* begin EXTRACTED RECORDS *

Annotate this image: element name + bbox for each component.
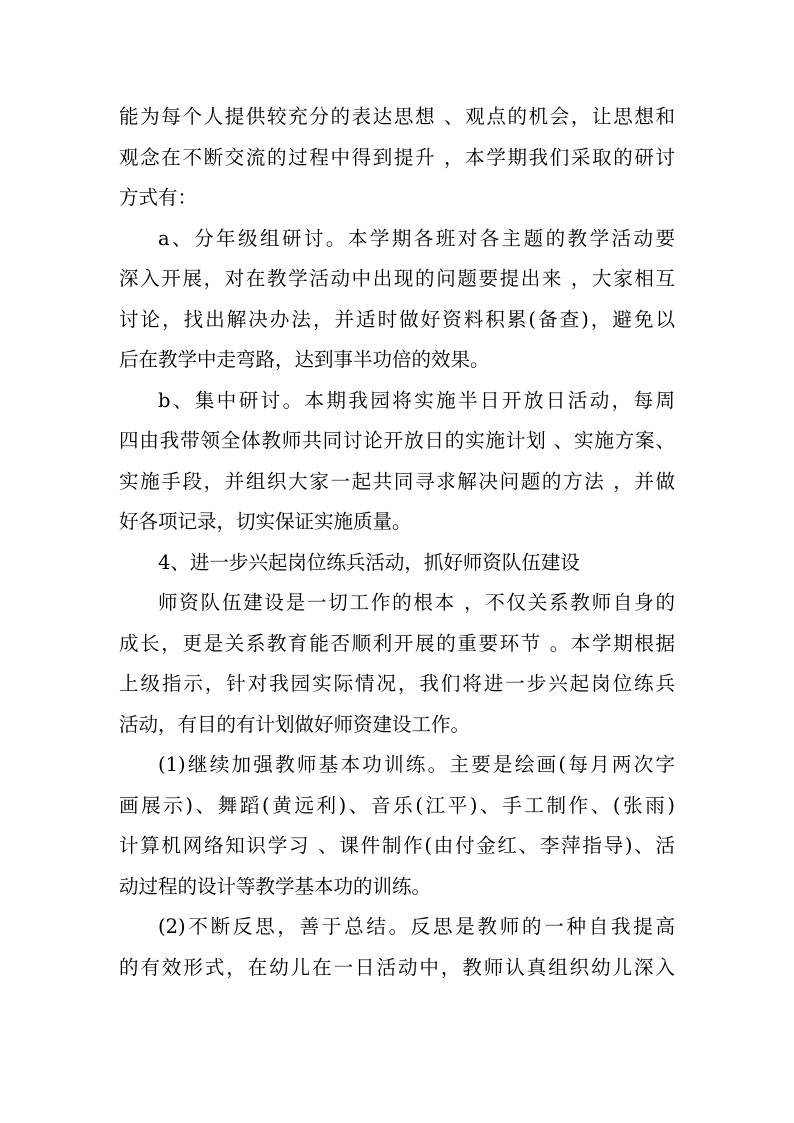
text-line: 动过程的设计等教学基本功的训练。 [119, 874, 432, 898]
text-line: b、集中研讨。本期我园将实施半日开放日活动，每周 [158, 388, 675, 412]
text-line: a、分年级组研讨。本学期各班对各主题的教学活动要 [158, 226, 675, 250]
text-line: 讨论，找出解决办法，并适时做好资料积累(备查)，避免以 [119, 307, 675, 331]
text-line: 好各项记录，切实保证实施质量。 [119, 510, 412, 533]
text-line: 方式有： [119, 186, 198, 209]
text-line: 能为每个人提供较充分的表达思想 、观点的机会，让思想和 [119, 105, 675, 128]
text-line: 上级指示，针对我园实际情况，我们将进一步兴起岗位练兵 [119, 672, 675, 695]
text-line: 画展示)、舞蹈(黄远利)、音乐(江平)、手工制作、(张雨) [119, 793, 675, 817]
text-line: 观念在不断交流的过程中得到提升 ，本学期我们采取的研讨 [119, 145, 675, 169]
text-line: 实施手段，并组织大家一起共同寻求解决问题的方法 ，并做 [119, 469, 675, 493]
text-line: 四由我带领全体教师共同讨论开放日的实施计划 、实施方案、 [119, 429, 675, 452]
text-line: 活动，有目的有计划做好师资建设工作。 [119, 712, 471, 736]
text-line: 计算机网络知识学习 、课件制作(由付金红、李萍指导)、活 [119, 834, 675, 857]
text-line: (1)继续加强教师基本功训练。主要是绘画(每月两次字 [158, 753, 675, 776]
text-line: 成长，更是关系教育能否顺利开展的重要环节 。本学期根据 [119, 631, 675, 655]
document-body [119, 97, 675, 988]
text-line: 师资队伍建设是一切工作的根本 ，不仅关系教师自身的 [158, 591, 675, 614]
text-line: 后在教学中走弯路，达到事半功倍的效果。 [119, 348, 490, 371]
text-line: 深入开展，对在教学活动中出现的问题要提出来 ，大家相互 [119, 267, 675, 290]
text-line: 的有效形式，在幼儿在一日活动中，教师认真组织幼儿深入 [119, 955, 675, 979]
section-heading: 4、进一步兴起岗位练兵活动，抓好师资队伍建设 [158, 550, 580, 574]
text-line: (2)不断反思，善于总结。反思是教师的一种自我提高 [158, 915, 675, 938]
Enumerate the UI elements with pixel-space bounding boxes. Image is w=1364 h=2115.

* end EXTRACTED RECORDS *

- [EXERCISE PROMPT] Rewrite the records above, renaming every "text-line" to "text-row" and keeping everything else unchanged. Leave the pictures out of your answer.

- [OUTPUT OF THE TASK]
Annotate this image: element name + bbox for each component.
text-row: 动过程的设计等教学基本功的训练。 [119, 874, 432, 898]
text-row: b、集中研讨。本期我园将实施半日开放日活动，每周 [158, 388, 675, 412]
text-row: a、分年级组研讨。本学期各班对各主题的教学活动要 [158, 226, 675, 250]
text-row: 讨论，找出解决办法，并适时做好资料积累(备查)，避免以 [119, 307, 675, 331]
text-row: 好各项记录，切实保证实施质量。 [119, 510, 412, 533]
text-row: 方式有： [119, 186, 198, 209]
text-row: 能为每个人提供较充分的表达思想 、观点的机会，让思想和 [119, 105, 675, 128]
text-row: 上级指示，针对我园实际情况，我们将进一步兴起岗位练兵 [119, 672, 675, 695]
text-row: 画展示)、舞蹈(黄远利)、音乐(江平)、手工制作、(张雨) [119, 793, 675, 817]
text-row: 观念在不断交流的过程中得到提升 ，本学期我们采取的研讨 [119, 145, 675, 169]
text-row: 实施手段，并组织大家一起共同寻求解决问题的方法 ，并做 [119, 469, 675, 493]
text-row: 四由我带领全体教师共同讨论开放日的实施计划 、实施方案、 [119, 429, 675, 452]
text-row: 活动，有目的有计划做好师资建设工作。 [119, 712, 471, 736]
text-row: 计算机网络知识学习 、课件制作(由付金红、李萍指导)、活 [119, 834, 675, 857]
text-row: (1)继续加强教师基本功训练。主要是绘画(每月两次字 [158, 753, 675, 776]
text-row: 成长，更是关系教育能否顺利开展的重要环节 。本学期根据 [119, 631, 675, 655]
document-body [119, 97, 675, 988]
text-row: 师资队伍建设是一切工作的根本 ，不仅关系教师自身的 [158, 591, 675, 614]
text-row: 后在教学中走弯路，达到事半功倍的效果。 [119, 348, 490, 371]
text-row: 深入开展，对在教学活动中出现的问题要提出来 ，大家相互 [119, 267, 675, 290]
text-row: 的有效形式，在幼儿在一日活动中，教师认真组织幼儿深入 [119, 955, 675, 979]
section-heading: 4、进一步兴起岗位练兵活动，抓好师资队伍建设 [158, 550, 580, 574]
text-row: (2)不断反思，善于总结。反思是教师的一种自我提高 [158, 915, 675, 938]
Enumerate the UI elements with pixel-space bounding boxes. Image is w=1364 h=2115.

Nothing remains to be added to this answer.